» WORK TO COMPLETE
Copy every line of the records below without any change, and leave out the pictures.

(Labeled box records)
"""
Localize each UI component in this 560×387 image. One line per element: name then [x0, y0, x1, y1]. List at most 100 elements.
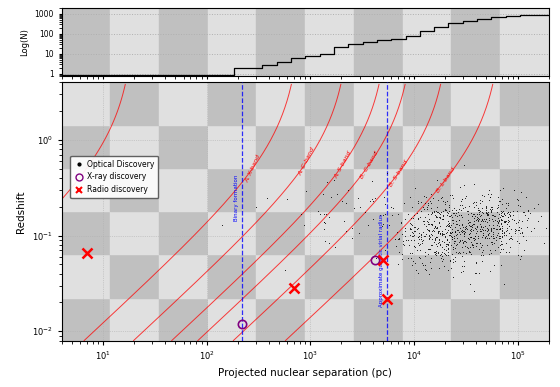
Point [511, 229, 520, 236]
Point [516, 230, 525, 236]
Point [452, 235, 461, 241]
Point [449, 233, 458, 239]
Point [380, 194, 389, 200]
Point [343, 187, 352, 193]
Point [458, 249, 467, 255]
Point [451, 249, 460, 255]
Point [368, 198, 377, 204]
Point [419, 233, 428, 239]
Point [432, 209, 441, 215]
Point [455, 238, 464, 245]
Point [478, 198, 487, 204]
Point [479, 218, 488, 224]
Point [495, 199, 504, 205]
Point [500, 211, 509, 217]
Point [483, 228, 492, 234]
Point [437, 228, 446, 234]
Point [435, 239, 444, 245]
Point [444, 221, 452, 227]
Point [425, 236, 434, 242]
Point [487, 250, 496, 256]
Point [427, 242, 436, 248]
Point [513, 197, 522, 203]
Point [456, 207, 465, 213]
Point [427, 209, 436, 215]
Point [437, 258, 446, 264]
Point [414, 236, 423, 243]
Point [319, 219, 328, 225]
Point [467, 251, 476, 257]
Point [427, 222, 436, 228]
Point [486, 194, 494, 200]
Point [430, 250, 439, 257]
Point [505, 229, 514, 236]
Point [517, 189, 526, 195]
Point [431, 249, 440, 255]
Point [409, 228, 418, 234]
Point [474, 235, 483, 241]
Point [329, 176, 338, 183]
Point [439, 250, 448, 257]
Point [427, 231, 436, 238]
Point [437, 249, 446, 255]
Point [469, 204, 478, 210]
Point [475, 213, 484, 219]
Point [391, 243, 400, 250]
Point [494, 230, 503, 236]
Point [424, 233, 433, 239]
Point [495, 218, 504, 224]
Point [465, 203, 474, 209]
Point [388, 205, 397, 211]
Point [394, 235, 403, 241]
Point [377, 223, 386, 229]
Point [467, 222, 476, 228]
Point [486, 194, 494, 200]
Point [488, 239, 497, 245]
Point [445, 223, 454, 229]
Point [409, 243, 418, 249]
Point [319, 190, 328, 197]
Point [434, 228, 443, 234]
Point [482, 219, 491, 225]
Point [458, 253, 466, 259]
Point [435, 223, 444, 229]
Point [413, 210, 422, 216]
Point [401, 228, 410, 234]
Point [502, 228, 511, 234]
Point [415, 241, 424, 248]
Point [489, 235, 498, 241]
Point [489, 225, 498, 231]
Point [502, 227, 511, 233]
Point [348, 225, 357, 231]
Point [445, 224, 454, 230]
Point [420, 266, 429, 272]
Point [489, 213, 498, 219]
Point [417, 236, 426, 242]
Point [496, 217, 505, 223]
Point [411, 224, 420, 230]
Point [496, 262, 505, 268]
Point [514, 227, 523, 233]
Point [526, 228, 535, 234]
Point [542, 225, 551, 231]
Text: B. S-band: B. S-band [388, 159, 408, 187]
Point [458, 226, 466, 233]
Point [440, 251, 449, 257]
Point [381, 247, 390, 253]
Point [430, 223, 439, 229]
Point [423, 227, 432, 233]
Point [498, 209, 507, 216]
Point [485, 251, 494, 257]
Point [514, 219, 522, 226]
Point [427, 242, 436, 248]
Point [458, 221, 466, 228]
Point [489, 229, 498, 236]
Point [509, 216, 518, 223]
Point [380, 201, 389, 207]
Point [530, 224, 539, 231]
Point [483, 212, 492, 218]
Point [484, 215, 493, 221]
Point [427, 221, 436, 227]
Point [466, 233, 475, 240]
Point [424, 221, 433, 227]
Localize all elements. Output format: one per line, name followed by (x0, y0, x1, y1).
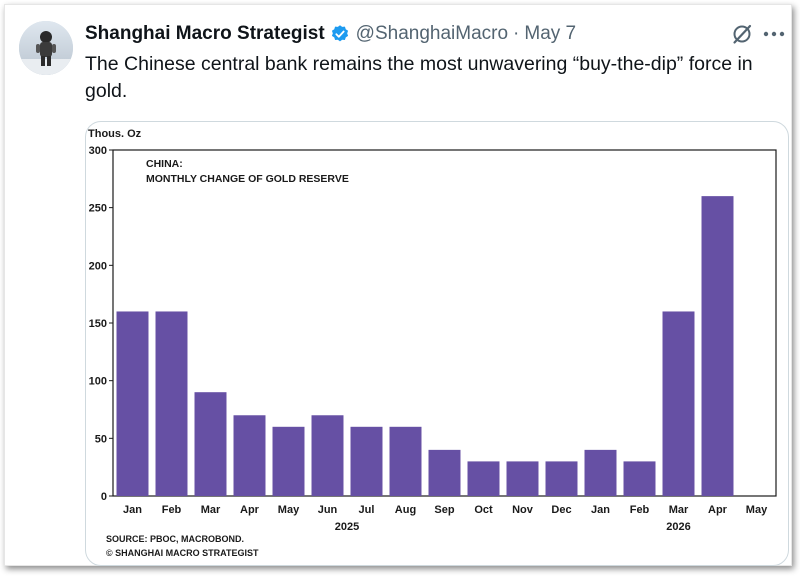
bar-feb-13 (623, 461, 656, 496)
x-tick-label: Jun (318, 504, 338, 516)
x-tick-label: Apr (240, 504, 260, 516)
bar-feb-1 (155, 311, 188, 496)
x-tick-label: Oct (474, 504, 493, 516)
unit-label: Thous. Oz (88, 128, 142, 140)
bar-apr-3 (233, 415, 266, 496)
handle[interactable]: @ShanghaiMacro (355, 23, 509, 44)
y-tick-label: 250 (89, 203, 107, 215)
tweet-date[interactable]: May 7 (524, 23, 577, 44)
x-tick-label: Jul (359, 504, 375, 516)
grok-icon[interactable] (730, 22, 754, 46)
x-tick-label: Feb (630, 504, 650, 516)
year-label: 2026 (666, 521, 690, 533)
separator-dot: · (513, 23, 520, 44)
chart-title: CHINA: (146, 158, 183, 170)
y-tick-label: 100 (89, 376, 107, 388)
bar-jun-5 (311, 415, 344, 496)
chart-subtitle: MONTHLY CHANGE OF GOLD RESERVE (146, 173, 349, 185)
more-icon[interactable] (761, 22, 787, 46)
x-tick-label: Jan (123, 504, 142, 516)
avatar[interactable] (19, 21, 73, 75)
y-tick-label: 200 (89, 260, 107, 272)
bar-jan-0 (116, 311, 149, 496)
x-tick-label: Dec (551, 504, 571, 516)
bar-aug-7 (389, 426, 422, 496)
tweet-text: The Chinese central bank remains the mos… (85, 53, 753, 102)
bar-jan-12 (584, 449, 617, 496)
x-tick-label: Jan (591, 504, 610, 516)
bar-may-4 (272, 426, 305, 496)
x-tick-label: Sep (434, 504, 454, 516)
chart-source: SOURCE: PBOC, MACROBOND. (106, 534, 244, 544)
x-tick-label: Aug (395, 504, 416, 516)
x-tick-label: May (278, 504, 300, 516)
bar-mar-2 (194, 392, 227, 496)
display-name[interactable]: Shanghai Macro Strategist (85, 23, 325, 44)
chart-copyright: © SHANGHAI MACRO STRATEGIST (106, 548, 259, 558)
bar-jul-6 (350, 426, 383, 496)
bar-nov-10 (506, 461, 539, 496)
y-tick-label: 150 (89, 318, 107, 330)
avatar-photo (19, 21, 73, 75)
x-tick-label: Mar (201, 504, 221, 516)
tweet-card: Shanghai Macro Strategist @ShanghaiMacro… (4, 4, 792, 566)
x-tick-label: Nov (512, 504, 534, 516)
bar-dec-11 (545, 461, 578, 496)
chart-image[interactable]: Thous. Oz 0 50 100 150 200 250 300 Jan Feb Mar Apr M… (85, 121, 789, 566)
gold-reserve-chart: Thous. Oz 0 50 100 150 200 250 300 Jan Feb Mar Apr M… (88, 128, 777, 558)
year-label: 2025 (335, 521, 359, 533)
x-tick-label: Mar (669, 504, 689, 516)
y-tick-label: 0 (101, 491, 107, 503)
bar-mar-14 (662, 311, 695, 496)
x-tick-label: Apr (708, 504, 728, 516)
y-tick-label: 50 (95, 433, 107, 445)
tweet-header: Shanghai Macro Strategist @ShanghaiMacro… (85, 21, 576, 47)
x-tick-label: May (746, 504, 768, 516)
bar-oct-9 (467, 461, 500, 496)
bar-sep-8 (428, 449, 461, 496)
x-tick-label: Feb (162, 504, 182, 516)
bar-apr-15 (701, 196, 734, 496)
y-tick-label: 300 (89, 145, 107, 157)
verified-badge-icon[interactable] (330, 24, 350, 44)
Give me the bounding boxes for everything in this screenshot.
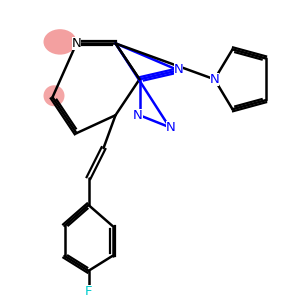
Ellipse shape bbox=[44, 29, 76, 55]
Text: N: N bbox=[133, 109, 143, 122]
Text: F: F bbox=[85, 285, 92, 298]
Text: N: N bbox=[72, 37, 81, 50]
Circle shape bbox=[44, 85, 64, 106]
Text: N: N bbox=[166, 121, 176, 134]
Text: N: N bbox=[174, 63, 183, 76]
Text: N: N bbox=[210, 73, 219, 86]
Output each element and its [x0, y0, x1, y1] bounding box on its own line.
"""
» THE SOLUTION
Localize each UI component in this 560×387 image. One line per element: name then [x0, y0, x1, y1]. List at most 100 elements.
Point [511, 229, 520, 236]
Point [516, 230, 525, 236]
Point [452, 235, 461, 241]
Point [449, 233, 458, 239]
Point [380, 194, 389, 200]
Point [343, 187, 352, 193]
Point [458, 249, 467, 255]
Point [451, 249, 460, 255]
Point [368, 198, 377, 204]
Point [419, 233, 428, 239]
Point [432, 209, 441, 215]
Point [455, 238, 464, 245]
Point [478, 198, 487, 204]
Point [479, 218, 488, 224]
Point [495, 199, 504, 205]
Point [500, 211, 509, 217]
Point [483, 228, 492, 234]
Point [437, 228, 446, 234]
Point [435, 239, 444, 245]
Point [444, 221, 452, 227]
Point [425, 236, 434, 242]
Point [487, 250, 496, 256]
Point [427, 242, 436, 248]
Point [513, 197, 522, 203]
Point [456, 207, 465, 213]
Point [427, 209, 436, 215]
Point [437, 258, 446, 264]
Point [414, 236, 423, 243]
Point [319, 219, 328, 225]
Point [467, 251, 476, 257]
Point [427, 222, 436, 228]
Point [486, 194, 494, 200]
Point [430, 250, 439, 257]
Point [505, 229, 514, 236]
Point [517, 189, 526, 195]
Point [431, 249, 440, 255]
Point [409, 228, 418, 234]
Point [474, 235, 483, 241]
Point [329, 176, 338, 183]
Point [439, 250, 448, 257]
Point [427, 231, 436, 238]
Point [437, 249, 446, 255]
Point [469, 204, 478, 210]
Point [475, 213, 484, 219]
Point [391, 243, 400, 250]
Point [494, 230, 503, 236]
Point [424, 233, 433, 239]
Point [495, 218, 504, 224]
Point [465, 203, 474, 209]
Point [388, 205, 397, 211]
Point [394, 235, 403, 241]
Point [377, 223, 386, 229]
Point [467, 222, 476, 228]
Point [486, 194, 494, 200]
Point [488, 239, 497, 245]
Point [445, 223, 454, 229]
Point [409, 243, 418, 249]
Point [319, 190, 328, 197]
Point [434, 228, 443, 234]
Point [482, 219, 491, 225]
Point [458, 253, 466, 259]
Point [435, 223, 444, 229]
Point [413, 210, 422, 216]
Point [401, 228, 410, 234]
Point [502, 228, 511, 234]
Point [415, 241, 424, 248]
Point [489, 235, 498, 241]
Point [489, 225, 498, 231]
Point [502, 227, 511, 233]
Point [348, 225, 357, 231]
Point [445, 224, 454, 230]
Point [420, 266, 429, 272]
Point [489, 213, 498, 219]
Point [417, 236, 426, 242]
Point [496, 217, 505, 223]
Point [411, 224, 420, 230]
Point [496, 262, 505, 268]
Point [514, 227, 523, 233]
Point [526, 228, 535, 234]
Point [542, 225, 551, 231]
Text: B. S-band: B. S-band [388, 159, 408, 187]
Point [458, 226, 466, 233]
Point [440, 251, 449, 257]
Point [381, 247, 390, 253]
Point [430, 223, 439, 229]
Point [423, 227, 432, 233]
Point [498, 209, 507, 216]
Point [485, 251, 494, 257]
Point [514, 219, 522, 226]
Point [427, 242, 436, 248]
Point [458, 221, 466, 228]
Point [489, 229, 498, 236]
Point [509, 216, 518, 223]
Point [380, 201, 389, 207]
Point [530, 224, 539, 231]
Point [483, 212, 492, 218]
Point [484, 215, 493, 221]
Point [427, 221, 436, 227]
Point [466, 233, 475, 240]
Point [424, 221, 433, 227]
Localize all elements. Output format: one per line, name followed by (x0, y0, x1, y1).
bar-feb-13 (623, 461, 656, 496)
x-tick-label: Jun (318, 504, 338, 516)
x-tick-label: Apr (240, 504, 260, 516)
bar-feb-1 (155, 311, 188, 496)
x-tick-label: Oct (474, 504, 493, 516)
unit-label: Thous. Oz (88, 128, 142, 140)
bar-apr-3 (233, 415, 266, 496)
handle[interactable]: @ShanghaiMacro (355, 23, 509, 44)
y-tick-label: 250 (89, 203, 107, 215)
tweet-date[interactable]: May 7 (524, 23, 577, 44)
x-tick-label: Jul (359, 504, 375, 516)
grok-icon[interactable] (730, 22, 754, 46)
x-tick-label: Feb (630, 504, 650, 516)
year-label: 2026 (666, 521, 690, 533)
separator-dot: · (513, 23, 520, 44)
chart-title: CHINA: (146, 158, 183, 170)
y-tick-label: 100 (89, 376, 107, 388)
bar-jun-5 (311, 415, 344, 496)
chart-subtitle: MONTHLY CHANGE OF GOLD RESERVE (146, 173, 349, 185)
more-icon[interactable] (761, 22, 787, 46)
x-tick-label: Jan (123, 504, 142, 516)
avatar[interactable] (19, 21, 73, 75)
y-tick-label: 200 (89, 260, 107, 272)
bar-jan-0 (116, 311, 149, 496)
x-tick-label: Dec (551, 504, 571, 516)
bar-aug-7 (389, 426, 422, 496)
tweet-text: The Chinese central bank remains the mos… (85, 53, 753, 102)
bar-jan-12 (584, 449, 617, 496)
x-tick-label: Jan (591, 504, 610, 516)
bar-may-4 (272, 426, 305, 496)
x-tick-label: Sep (434, 504, 454, 516)
chart-source: SOURCE: PBOC, MACROBOND. (106, 534, 244, 544)
x-tick-label: Aug (395, 504, 416, 516)
x-tick-label: May (278, 504, 300, 516)
bar-mar-2 (194, 392, 227, 496)
display-name[interactable]: Shanghai Macro Strategist (85, 23, 325, 44)
chart-copyright: © SHANGHAI MACRO STRATEGIST (106, 548, 259, 558)
bar-jul-6 (350, 426, 383, 496)
bar-nov-10 (506, 461, 539, 496)
y-tick-label: 150 (89, 318, 107, 330)
avatar-photo (19, 21, 73, 75)
x-tick-label: Mar (201, 504, 221, 516)
tweet-card: Shanghai Macro Strategist @ShanghaiMacro… (4, 4, 792, 566)
x-tick-label: Nov (512, 504, 534, 516)
bar-dec-11 (545, 461, 578, 496)
chart-image[interactable]: Thous. Oz 0 50 100 150 200 250 300 Jan Feb Mar Apr M… (85, 121, 789, 566)
gold-reserve-chart: Thous. Oz 0 50 100 150 200 250 300 Jan Feb Mar Apr M… (88, 128, 777, 558)
year-label: 2025 (335, 521, 359, 533)
x-tick-label: Mar (669, 504, 689, 516)
y-tick-label: 0 (101, 491, 107, 503)
bar-mar-14 (662, 311, 695, 496)
x-tick-label: Apr (708, 504, 728, 516)
y-tick-label: 50 (95, 433, 107, 445)
tweet-header: Shanghai Macro Strategist @ShanghaiMacro… (85, 21, 576, 47)
x-tick-label: May (746, 504, 768, 516)
bar-oct-9 (467, 461, 500, 496)
bar-sep-8 (428, 449, 461, 496)
x-tick-label: Feb (162, 504, 182, 516)
bar-apr-15 (701, 196, 734, 496)
y-tick-label: 300 (89, 145, 107, 157)
verified-badge-icon[interactable] (330, 24, 350, 44)
Give me the bounding boxes for everything in this screenshot.
Ellipse shape bbox=[44, 29, 76, 55]
Text: N: N bbox=[133, 109, 143, 122]
Text: F: F bbox=[85, 285, 92, 298]
Text: N: N bbox=[72, 37, 81, 50]
Circle shape bbox=[44, 85, 64, 106]
Text: N: N bbox=[166, 121, 176, 134]
Text: N: N bbox=[174, 63, 183, 76]
Text: N: N bbox=[210, 73, 219, 86]
Output each element and its [x0, y0, x1, y1] bounding box on its own line.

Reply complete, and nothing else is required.